Task objective
Repeat each entry exactly and drop the pictures.

§

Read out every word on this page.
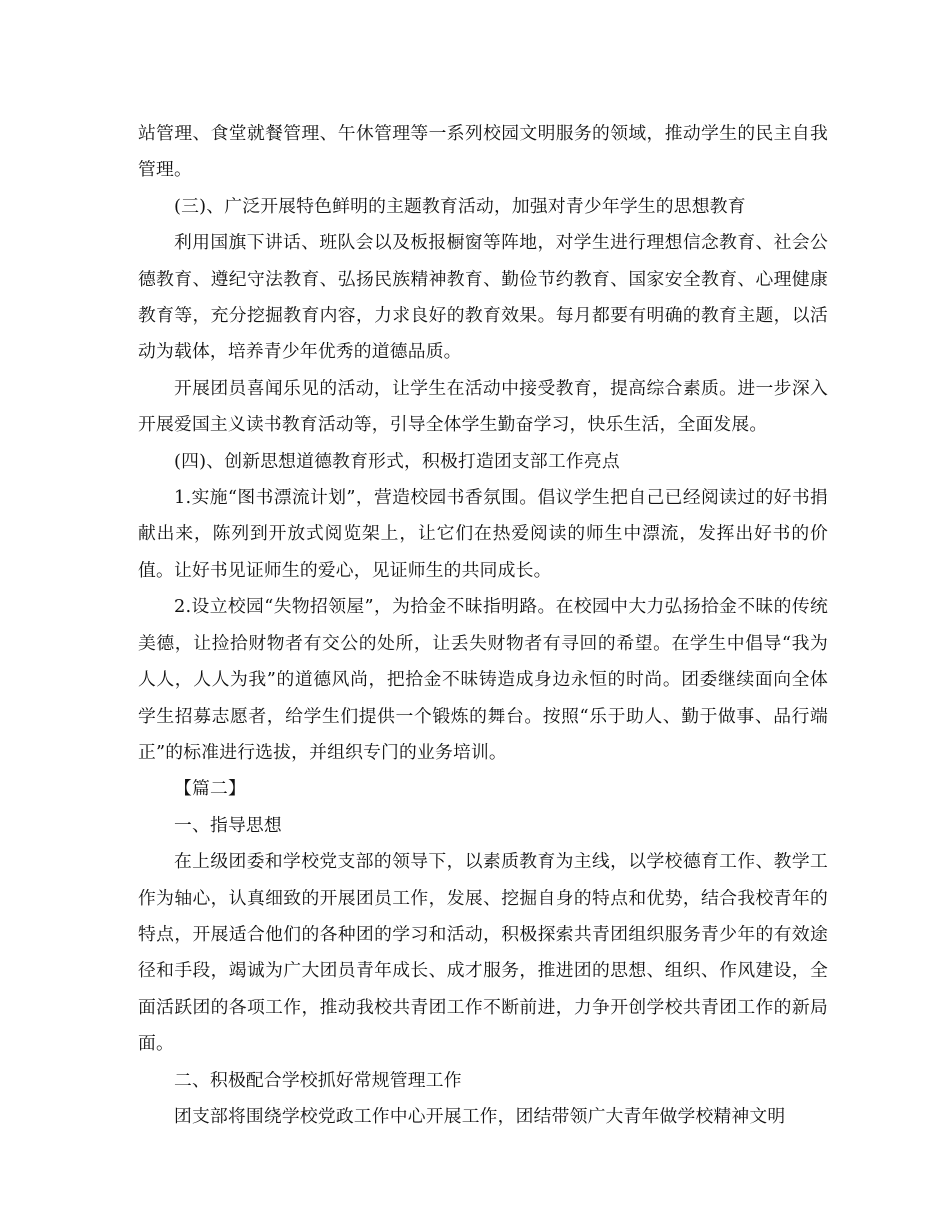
站管理、食堂就餐管理、午休管理等一系列校园文明服务的领域，推动学生的民主自我管理。

(三)、广泛开展特色鲜明的主题教育活动，加强对青少年学生的思想教育

利用国旗下讲话、班队会以及板报橱窗等阵地，对学生进行理想信念教育、社会公德教育、遵纪守法教育、弘扬民族精神教育、勤俭节约教育、国家安全教育、心理健康教育等，充分挖掘教育内容，力求良好的教育效果。每月都要有明确的教育主题，以活动为载体，培养青少年优秀的道德品质。

开展团员喜闻乐见的活动，让学生在活动中接受教育，提高综合素质。进一步深入开展爱国主义读书教育活动等，引导全体学生勤奋学习，快乐生活，全面发展。

(四)、创新思想道德教育形式，积极打造团支部工作亮点

1.实施“图书漂流计划”，营造校园书香氛围。倡议学生把自己已经阅读过的好书捐献出来，陈列到开放式阅览架上，让它们在热爱阅读的师生中漂流，发挥出好书的价值。让好书见证师生的爱心，见证师生的共同成长。

2.设立校园“失物招领屋”，为拾金不昧指明路。在校园中大力弘扬拾金不昧的传统美德，让捡拾财物者有交公的处所，让丢失财物者有寻回的希望。在学生中倡导“我为人人，人人为我”的道德风尚，把拾金不昧铸造成身边永恒的时尚。团委继续面向全体学生招募志愿者，给学生们提供一个锻炼的舞台。按照“乐于助人、勤于做事、品行端正”的标准进行选拔，并组织专门的业务培训。

【篇二】

一、指导思想

在上级团委和学校党支部的领导下，以素质教育为主线，以学校德育工作、教学工作为轴心，认真细致的开展团员工作，发展、挖掘自身的特点和优势，结合我校青年的特点，开展适合他们的各种团的学习和活动，积极探索共青团组织服务青少年的有效途径和手段，竭诚为广大团员青年成长、成才服务，推进团的思想、组织、作风建设，全面活跃团的各项工作，推动我校共青团工作不断前进，力争开创学校共青团工作的新局面。

二、积极配合学校抓好常规管理工作

团支部将围绕学校党政工作中心开展工作，团结带领广大青年做学校精神文明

§

The response
Read out every word on this page.
站管理、食堂就餐管理、午休管理等一系列校园文明服务的领域，推动学生的民主自我管理。

(三)、广泛开展特色鲜明的主题教育活动，加强对青少年学生的思想教育

利用国旗下讲话、班队会以及板报橱窗等阵地，对学生进行理想信念教育、社会公德教育、遵纪守法教育、弘扬民族精神教育、勤俭节约教育、国家安全教育、心理健康教育等，充分挖掘教育内容，力求良好的教育效果。每月都要有明确的教育主题，以活动为载体，培养青少年优秀的道德品质。

开展团员喜闻乐见的活动，让学生在活动中接受教育，提高综合素质。进一步深入开展爱国主义读书教育活动等，引导全体学生勤奋学习，快乐生活，全面发展。

(四)、创新思想道德教育形式，积极打造团支部工作亮点

1.实施“图书漂流计划”，营造校园书香氛围。倡议学生把自己已经阅读过的好书捐献出来，陈列到开放式阅览架上，让它们在热爱阅读的师生中漂流，发挥出好书的价值。让好书见证师生的爱心，见证师生的共同成长。

2.设立校园“失物招领屋”，为拾金不昧指明路。在校园中大力弘扬拾金不昧的传统美德，让捡拾财物者有交公的处所，让丢失财物者有寻回的希望。在学生中倡导“我为人人，人人为我”的道德风尚，把拾金不昧铸造成身边永恒的时尚。团委继续面向全体学生招募志愿者，给学生们提供一个锻炼的舞台。按照“乐于助人、勤于做事、品行端正”的标准进行选拔，并组织专门的业务培训。

【篇二】

一、指导思想

在上级团委和学校党支部的领导下，以素质教育为主线，以学校德育工作、教学工作为轴心，认真细致的开展团员工作，发展、挖掘自身的特点和优势，结合我校青年的特点，开展适合他们的各种团的学习和活动，积极探索共青团组织服务青少年的有效途径和手段，竭诚为广大团员青年成长、成才服务，推进团的思想、组织、作风建设，全面活跃团的各项工作，推动我校共青团工作不断前进，力争开创学校共青团工作的新局面。

二、积极配合学校抓好常规管理工作

团支部将围绕学校党政工作中心开展工作，团结带领广大青年做学校精神文明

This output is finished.